** Start Working data **
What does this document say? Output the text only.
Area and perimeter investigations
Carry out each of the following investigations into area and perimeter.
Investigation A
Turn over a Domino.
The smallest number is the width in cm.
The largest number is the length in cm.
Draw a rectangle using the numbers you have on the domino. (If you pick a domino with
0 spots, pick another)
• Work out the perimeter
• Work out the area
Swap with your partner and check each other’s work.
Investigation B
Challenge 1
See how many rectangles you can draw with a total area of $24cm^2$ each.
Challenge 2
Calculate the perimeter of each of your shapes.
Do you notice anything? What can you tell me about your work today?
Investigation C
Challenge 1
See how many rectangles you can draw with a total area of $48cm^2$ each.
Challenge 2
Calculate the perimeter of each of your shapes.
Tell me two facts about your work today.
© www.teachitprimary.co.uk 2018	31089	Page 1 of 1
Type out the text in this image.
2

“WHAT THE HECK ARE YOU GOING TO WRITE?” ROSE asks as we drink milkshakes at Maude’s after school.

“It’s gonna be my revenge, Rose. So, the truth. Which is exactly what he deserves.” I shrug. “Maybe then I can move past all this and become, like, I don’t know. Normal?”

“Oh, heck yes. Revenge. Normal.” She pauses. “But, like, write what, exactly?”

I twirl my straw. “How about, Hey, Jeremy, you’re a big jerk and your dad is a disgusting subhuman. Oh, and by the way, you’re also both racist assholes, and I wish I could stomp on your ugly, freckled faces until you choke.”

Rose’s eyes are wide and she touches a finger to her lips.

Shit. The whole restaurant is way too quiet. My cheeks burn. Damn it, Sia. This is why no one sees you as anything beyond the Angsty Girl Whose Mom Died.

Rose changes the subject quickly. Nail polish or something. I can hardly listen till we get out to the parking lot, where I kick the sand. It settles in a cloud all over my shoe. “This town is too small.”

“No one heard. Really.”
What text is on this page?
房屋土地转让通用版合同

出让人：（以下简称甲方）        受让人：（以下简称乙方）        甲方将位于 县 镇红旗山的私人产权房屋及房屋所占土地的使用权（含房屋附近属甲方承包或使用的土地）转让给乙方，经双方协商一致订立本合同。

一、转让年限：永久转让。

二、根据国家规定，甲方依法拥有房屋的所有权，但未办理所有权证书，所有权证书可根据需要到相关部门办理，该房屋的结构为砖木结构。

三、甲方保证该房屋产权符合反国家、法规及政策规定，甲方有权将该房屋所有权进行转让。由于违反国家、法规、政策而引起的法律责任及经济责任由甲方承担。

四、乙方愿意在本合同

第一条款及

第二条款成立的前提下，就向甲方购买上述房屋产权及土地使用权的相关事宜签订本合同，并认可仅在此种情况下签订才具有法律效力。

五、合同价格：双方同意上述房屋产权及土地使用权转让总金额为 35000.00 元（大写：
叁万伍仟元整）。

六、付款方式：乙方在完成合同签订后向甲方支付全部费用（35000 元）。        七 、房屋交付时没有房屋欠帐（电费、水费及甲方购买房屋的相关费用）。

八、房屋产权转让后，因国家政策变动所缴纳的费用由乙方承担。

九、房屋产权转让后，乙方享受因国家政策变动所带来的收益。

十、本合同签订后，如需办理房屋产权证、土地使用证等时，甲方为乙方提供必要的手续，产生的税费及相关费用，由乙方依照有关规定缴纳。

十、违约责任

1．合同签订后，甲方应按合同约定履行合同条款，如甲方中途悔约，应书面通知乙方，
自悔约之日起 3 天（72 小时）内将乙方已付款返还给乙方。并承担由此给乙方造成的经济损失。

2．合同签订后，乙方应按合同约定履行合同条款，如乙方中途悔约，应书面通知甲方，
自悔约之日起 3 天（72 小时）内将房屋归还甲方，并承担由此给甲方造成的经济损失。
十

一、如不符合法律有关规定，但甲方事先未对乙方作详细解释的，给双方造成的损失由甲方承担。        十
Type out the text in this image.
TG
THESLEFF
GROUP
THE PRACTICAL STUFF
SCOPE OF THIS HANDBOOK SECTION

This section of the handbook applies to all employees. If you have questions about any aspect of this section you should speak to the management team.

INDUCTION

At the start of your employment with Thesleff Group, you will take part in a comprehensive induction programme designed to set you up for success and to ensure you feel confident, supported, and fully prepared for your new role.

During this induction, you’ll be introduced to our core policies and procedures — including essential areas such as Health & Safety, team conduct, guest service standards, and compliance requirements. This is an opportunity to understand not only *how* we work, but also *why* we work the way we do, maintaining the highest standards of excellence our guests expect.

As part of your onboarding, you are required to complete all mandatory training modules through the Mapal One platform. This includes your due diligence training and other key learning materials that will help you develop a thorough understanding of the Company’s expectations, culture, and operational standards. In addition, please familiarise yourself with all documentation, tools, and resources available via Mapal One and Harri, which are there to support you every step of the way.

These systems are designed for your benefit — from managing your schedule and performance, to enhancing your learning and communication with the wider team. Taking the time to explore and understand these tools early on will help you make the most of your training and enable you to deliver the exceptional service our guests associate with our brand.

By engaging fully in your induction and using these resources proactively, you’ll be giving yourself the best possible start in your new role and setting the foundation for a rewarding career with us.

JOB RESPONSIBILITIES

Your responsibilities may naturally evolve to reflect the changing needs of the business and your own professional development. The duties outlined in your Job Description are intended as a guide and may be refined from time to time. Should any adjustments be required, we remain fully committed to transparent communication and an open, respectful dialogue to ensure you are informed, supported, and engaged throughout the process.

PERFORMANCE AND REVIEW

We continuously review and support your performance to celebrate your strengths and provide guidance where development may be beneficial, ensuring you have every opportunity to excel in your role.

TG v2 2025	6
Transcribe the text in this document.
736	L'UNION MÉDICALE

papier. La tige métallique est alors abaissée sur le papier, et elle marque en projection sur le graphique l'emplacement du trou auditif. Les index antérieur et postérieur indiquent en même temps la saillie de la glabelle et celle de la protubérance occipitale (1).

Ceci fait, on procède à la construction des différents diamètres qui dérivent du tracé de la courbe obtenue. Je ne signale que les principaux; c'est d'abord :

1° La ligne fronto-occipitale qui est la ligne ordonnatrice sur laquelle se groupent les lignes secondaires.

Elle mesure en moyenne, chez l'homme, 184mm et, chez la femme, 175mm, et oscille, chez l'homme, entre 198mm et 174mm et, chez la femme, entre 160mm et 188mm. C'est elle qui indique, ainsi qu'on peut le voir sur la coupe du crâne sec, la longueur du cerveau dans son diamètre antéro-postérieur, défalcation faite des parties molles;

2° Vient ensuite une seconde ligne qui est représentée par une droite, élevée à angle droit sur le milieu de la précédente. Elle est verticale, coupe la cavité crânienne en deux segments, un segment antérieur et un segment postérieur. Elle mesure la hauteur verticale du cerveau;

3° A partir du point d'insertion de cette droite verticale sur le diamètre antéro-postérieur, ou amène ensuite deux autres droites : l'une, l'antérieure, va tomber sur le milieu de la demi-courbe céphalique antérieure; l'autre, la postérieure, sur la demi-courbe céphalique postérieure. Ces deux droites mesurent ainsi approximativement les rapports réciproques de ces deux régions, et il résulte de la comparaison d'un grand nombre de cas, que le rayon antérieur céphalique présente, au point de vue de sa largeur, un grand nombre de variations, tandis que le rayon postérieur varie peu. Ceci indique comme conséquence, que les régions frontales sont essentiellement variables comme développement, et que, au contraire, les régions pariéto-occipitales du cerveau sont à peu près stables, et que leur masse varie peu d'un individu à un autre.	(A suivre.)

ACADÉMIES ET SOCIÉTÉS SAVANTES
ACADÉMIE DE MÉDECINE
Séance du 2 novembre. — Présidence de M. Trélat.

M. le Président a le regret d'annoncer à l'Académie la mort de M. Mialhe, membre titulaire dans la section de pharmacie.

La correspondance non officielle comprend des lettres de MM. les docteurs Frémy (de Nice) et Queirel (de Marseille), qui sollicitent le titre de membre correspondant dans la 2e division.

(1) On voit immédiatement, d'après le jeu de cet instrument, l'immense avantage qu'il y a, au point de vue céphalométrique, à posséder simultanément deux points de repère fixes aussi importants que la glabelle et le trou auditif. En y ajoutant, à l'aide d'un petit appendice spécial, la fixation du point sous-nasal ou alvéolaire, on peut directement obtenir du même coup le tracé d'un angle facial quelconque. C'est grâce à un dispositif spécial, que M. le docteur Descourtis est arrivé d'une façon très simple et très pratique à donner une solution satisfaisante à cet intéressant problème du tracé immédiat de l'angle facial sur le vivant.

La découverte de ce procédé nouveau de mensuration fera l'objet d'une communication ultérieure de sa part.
** End Working data **
■ What to produce ■
In the entries above, count each line that holds "like". Give the total and nothing else.

■ Answer for the task ■
2